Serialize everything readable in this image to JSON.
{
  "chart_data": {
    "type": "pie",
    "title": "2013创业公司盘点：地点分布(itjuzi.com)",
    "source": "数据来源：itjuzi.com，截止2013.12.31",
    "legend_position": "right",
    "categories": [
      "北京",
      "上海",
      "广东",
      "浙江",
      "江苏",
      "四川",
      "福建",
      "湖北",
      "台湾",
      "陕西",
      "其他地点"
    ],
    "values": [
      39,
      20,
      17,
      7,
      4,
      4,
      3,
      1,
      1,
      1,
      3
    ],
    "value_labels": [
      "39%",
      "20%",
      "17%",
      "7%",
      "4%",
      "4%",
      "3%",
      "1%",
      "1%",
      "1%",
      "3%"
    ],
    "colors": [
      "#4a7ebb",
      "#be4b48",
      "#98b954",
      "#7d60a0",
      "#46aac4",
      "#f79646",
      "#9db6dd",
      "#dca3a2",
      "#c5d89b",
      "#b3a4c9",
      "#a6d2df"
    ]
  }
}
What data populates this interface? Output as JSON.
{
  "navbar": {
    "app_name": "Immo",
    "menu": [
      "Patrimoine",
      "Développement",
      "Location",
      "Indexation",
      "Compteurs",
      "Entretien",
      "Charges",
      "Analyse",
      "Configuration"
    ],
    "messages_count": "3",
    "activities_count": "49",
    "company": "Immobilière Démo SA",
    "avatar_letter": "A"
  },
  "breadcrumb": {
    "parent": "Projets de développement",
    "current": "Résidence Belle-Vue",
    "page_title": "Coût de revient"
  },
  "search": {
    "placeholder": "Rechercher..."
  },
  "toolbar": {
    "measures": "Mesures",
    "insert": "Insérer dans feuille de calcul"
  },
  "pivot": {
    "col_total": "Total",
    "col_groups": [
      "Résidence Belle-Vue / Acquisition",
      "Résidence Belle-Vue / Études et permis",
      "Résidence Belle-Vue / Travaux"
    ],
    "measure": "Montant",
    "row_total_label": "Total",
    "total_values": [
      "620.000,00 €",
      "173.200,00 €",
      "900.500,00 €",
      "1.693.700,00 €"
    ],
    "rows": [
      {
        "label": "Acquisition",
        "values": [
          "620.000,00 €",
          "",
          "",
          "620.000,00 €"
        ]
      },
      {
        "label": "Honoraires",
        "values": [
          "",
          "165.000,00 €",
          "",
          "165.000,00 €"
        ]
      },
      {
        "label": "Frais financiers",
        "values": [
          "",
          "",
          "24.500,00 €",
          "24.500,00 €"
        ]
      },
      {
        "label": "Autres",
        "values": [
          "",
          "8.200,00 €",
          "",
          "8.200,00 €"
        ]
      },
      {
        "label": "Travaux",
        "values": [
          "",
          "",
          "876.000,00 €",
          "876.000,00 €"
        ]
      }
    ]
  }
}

..............................

- Task objective -
Copy out the data shown above without altering anything.

- Output of the task -
Serialize everything readable in this image to JSON.
{
  "chart_data": {
    "type": "pie",
    "title": "2013创业公司盘点：地点分布(itjuzi.com)",
    "source": "数据来源：itjuzi.com，截止2013.12.31",
    "legend_position": "right",
    "categories": [
      "北京",
      "上海",
      "广东",
      "浙江",
      "江苏",
      "四川",
      "福建",
      "湖北",
      "台湾",
      "陕西",
      "其他地点"
    ],
    "values": [
      39,
      20,
      17,
      7,
      4,
      4,
      3,
      1,
      1,
      1,
      3
    ],
    "value_labels": [
      "39%",
      "20%",
      "17%",
      "7%",
      "4%",
      "4%",
      "3%",
      "1%",
      "1%",
      "1%",
      "3%"
    ],
    "colors": [
      "#4a7ebb",
      "#be4b48",
      "#98b954",
      "#7d60a0",
      "#46aac4",
      "#f79646",
      "#9db6dd",
      "#dca3a2",
      "#c5d89b",
      "#b3a4c9",
      "#a6d2df"
    ]
  }
}
What data populates this interface? Output as JSON.
{
  "navbar": {
    "app_name": "Immo",
    "menu": [
      "Patrimoine",
      "Développement",
      "Location",
      "Indexation",
      "Compteurs",
      "Entretien",
      "Charges",
      "Analyse",
      "Configuration"
    ],
    "messages_count": "3",
    "activities_count": "49",
    "company": "Immobilière Démo SA",
    "avatar_letter": "A"
  },
  "breadcrumb": {
    "parent": "Projets de développement",
    "current": "Résidence Belle-Vue",
    "page_title": "Coût de revient"
  },
  "search": {
    "placeholder": "Rechercher..."
  },
  "toolbar": {
    "measures": "Mesures",
    "insert": "Insérer dans feuille de calcul"
  },
  "pivot": {
    "col_total": "Total",
    "col_groups": [
      "Résidence Belle-Vue / Acquisition",
      "Résidence Belle-Vue / Études et permis",
      "Résidence Belle-Vue / Travaux"
    ],
    "measure": "Montant",
    "row_total_label": "Total",
    "total_values": [
      "620.000,00 €",
      "173.200,00 €",
      "900.500,00 €",
      "1.693.700,00 €"
    ],
    "rows": [
      {
        "label": "Acquisition",
        "values": [
          "620.000,00 €",
          "",
          "",
          "620.000,00 €"
        ]
      },
      {
        "label": "Honoraires",
        "values": [
          "",
          "165.000,00 €",
          "",
          "165.000,00 €"
        ]
      },
      {
        "label": "Frais financiers",
        "values": [
          "",
          "",
          "24.500,00 €",
          "24.500,00 €"
        ]
      },
      {
        "label": "Autres",
        "values": [
          "",
          "8.200,00 €",
          "",
          "8.200,00 €"
        ]
      },
      {
        "label": "Travaux",
        "values": [
          "",
          "",
          "876.000,00 €",
          "876.000,00 €"
        ]
      }
    ]
  }
}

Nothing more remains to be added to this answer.